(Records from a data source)
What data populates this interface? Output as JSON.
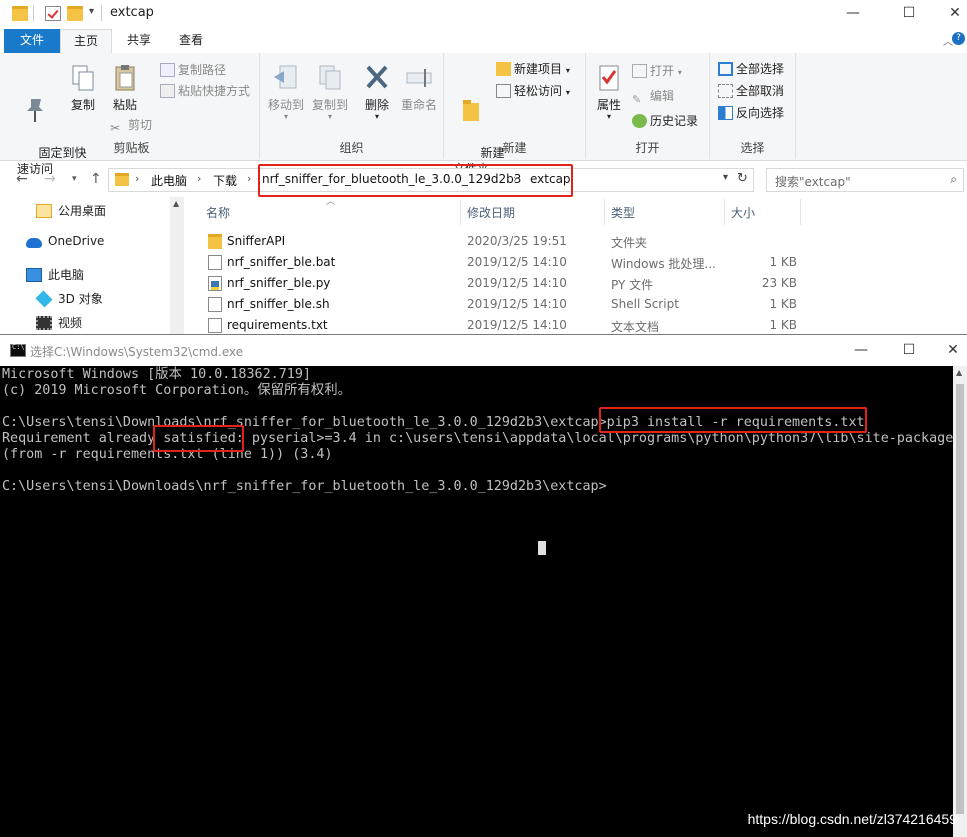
{
  "explorer": {
    "title": "extcap",
    "tabs": [
      "文件",
      "主页",
      "共享",
      "查看"
    ],
    "ribbon": {
      "clipboard": {
        "label": "剪贴板",
        "pin": "固定到快\n速访问",
        "copy": "复制",
        "paste": "粘贴",
        "copy_path": "复制路径",
        "paste_shortcut": "粘贴快捷方式",
        "cut": "剪切"
      },
      "organize": {
        "label": "组织",
        "move_to": "移动到",
        "copy_to": "复制到",
        "delete": "删除",
        "rename": "重命名"
      },
      "new": {
        "label": "新建",
        "new_folder": "新建\n文件夹",
        "new_item": "新建项目",
        "easy_access": "轻松访问"
      },
      "open": {
        "label": "打开",
        "properties": "属性",
        "open": "打开",
        "edit": "编辑",
        "history": "历史记录"
      },
      "select": {
        "label": "选择",
        "select_all": "全部选择",
        "select_none": "全部取消",
        "invert": "反向选择"
      }
    },
    "breadcrumb": [
      "此电脑",
      "下载",
      "nrf_sniffer_for_bluetooth_le_3.0.0_129d2b3",
      "extcap"
    ],
    "search_placeholder": "搜索\"extcap\"",
    "nav": [
      "公用桌面",
      "OneDrive",
      "此电脑",
      "3D 对象",
      "视频"
    ],
    "columns": {
      "name": "名称",
      "date": "修改日期",
      "type": "类型",
      "size": "大小"
    },
    "files": [
      {
        "name": "SnifferAPI",
        "date": "2020/3/25 19:51",
        "type": "文件夹",
        "size": "",
        "icon": "folder-icon"
      },
      {
        "name": "nrf_sniffer_ble.bat",
        "date": "2019/12/5 14:10",
        "type": "Windows 批处理...",
        "size": "1 KB",
        "icon": "batch-file-icon"
      },
      {
        "name": "nrf_sniffer_ble.py",
        "date": "2019/12/5 14:10",
        "type": "PY 文件",
        "size": "23 KB",
        "icon": "python-file-icon"
      },
      {
        "name": "nrf_sniffer_ble.sh",
        "date": "2019/12/5 14:10",
        "type": "Shell Script",
        "size": "1 KB",
        "icon": "script-file-icon"
      },
      {
        "name": "requirements.txt",
        "date": "2019/12/5 14:10",
        "type": "文本文档",
        "size": "1 KB",
        "icon": "text-file-icon"
      }
    ]
  },
  "cmd": {
    "title": "选择C:\\Windows\\System32\\cmd.exe",
    "lines": [
      "Microsoft Windows [版本 10.0.18362.719]",
      "(c) 2019 Microsoft Corporation。保留所有权利。",
      "",
      "C:\\Users\\tensi\\Downloads\\nrf_sniffer_for_bluetooth_le_3.0.0_129d2b3\\extcap>pip3 install -r requirements.txt",
      "Requirement already satisfied: pyserial>=3.4 in c:\\users\\tensi\\appdata\\local\\programs\\python\\python37\\lib\\site-packages",
      "(from -r requirements.txt (line 1)) (3.4)",
      "",
      "C:\\Users\\tensi\\Downloads\\nrf_sniffer_for_bluetooth_le_3.0.0_129d2b3\\extcap>"
    ]
  },
  "watermark": "https://blog.csdn.net/zl374216459",
  "colors": {
    "accent": "#1979ca",
    "highlight": "#e2231a",
    "console_bg": "#000000",
    "console_fg": "#c0c0c0"
  }
}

**Work to complete:** Look through the entries above and report each line where the string "label" occurs.

**Solved problem:**
        "label": "剪贴板",
        "label": "组织",
        "label": "新建",
        "label": "打开",
        "label": "选择",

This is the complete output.